_WORK TO COMPLETE_
Print each line of the listing once more, precisely as given.

Dataset entries

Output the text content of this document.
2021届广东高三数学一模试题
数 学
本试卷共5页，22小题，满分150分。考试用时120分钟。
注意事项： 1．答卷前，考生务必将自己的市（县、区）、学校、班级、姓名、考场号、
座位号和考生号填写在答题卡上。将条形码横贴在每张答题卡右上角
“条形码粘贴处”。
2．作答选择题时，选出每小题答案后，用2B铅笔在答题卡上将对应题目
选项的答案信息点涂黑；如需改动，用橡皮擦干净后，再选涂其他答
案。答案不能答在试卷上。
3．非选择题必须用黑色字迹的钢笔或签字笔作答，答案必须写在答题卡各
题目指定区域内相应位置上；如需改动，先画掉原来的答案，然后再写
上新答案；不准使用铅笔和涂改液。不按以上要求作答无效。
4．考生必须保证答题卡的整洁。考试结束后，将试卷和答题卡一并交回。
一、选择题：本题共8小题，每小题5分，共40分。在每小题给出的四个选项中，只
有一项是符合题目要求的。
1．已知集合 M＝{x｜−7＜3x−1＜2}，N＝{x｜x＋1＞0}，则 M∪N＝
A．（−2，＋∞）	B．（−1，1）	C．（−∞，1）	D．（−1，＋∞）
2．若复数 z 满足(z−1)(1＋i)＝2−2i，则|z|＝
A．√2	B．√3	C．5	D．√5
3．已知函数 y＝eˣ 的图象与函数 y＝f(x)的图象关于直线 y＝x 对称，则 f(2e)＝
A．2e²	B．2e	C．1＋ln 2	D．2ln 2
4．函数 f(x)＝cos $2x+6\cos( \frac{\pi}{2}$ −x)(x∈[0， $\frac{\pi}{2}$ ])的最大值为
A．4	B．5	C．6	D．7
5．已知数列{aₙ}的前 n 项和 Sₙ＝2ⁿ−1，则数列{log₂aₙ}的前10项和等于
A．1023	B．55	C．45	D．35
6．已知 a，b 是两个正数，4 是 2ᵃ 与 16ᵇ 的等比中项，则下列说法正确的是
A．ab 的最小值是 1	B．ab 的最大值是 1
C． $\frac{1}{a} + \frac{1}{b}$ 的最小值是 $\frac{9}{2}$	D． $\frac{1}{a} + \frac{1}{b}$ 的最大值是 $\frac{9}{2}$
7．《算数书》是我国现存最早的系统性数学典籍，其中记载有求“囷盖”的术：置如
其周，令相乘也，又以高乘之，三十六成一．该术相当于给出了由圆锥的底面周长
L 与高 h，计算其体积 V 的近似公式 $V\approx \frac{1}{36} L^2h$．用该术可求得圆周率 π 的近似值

_TASK RESPONSE_
Output the text content of this document.
2021届广东高三数学一模试题
数 学
本试卷共5页，22小题，满分150分。考试用时120分钟。
注意事项： 1．答卷前，考生务必将自己的市（县、区）、学校、班级、姓名、考场号、
座位号和考生号填写在答题卡上。将条形码横贴在每张答题卡右上角
“条形码粘贴处”。
2．作答选择题时，选出每小题答案后，用2B铅笔在答题卡上将对应题目
选项的答案信息点涂黑；如需改动，用橡皮擦干净后，再选涂其他答
案。答案不能答在试卷上。
3．非选择题必须用黑色字迹的钢笔或签字笔作答，答案必须写在答题卡各
题目指定区域内相应位置上；如需改动，先画掉原来的答案，然后再写
上新答案；不准使用铅笔和涂改液。不按以上要求作答无效。
4．考生必须保证答题卡的整洁。考试结束后，将试卷和答题卡一并交回。
一、选择题：本题共8小题，每小题5分，共40分。在每小题给出的四个选项中，只
有一项是符合题目要求的。
1．已知集合 M＝{x｜−7＜3x−1＜2}，N＝{x｜x＋1＞0}，则 M∪N＝
A．（−2，＋∞）	B．（−1，1）	C．（−∞，1）	D．（−1，＋∞）
2．若复数 z 满足(z−1)(1＋i)＝2−2i，则|z|＝
A．√2	B．√3	C．5	D．√5
3．已知函数 y＝eˣ 的图象与函数 y＝f(x)的图象关于直线 y＝x 对称，则 f(2e)＝
A．2e²	B．2e	C．1＋ln 2	D．2ln 2
4．函数 f(x)＝cos $2x+6\cos( \frac{\pi}{2}$ −x)(x∈[0， $\frac{\pi}{2}$ ])的最大值为
A．4	B．5	C．6	D．7
5．已知数列{aₙ}的前 n 项和 Sₙ＝2ⁿ−1，则数列{log₂aₙ}的前10项和等于
A．1023	B．55	C．45	D．35
6．已知 a，b 是两个正数，4 是 2ᵃ 与 16ᵇ 的等比中项，则下列说法正确的是
A．ab 的最小值是 1	B．ab 的最大值是 1
C． $\frac{1}{a} + \frac{1}{b}$ 的最小值是 $\frac{9}{2}$	D． $\frac{1}{a} + \frac{1}{b}$ 的最大值是 $\frac{9}{2}$
7．《算数书》是我国现存最早的系统性数学典籍，其中记载有求“囷盖”的术：置如
其周，令相乘也，又以高乘之，三十六成一．该术相当于给出了由圆锥的底面周长
L 与高 h，计算其体积 V 的近似公式 $V\approx \frac{1}{36} L^2h$．用该术可求得圆周率 π 的近似值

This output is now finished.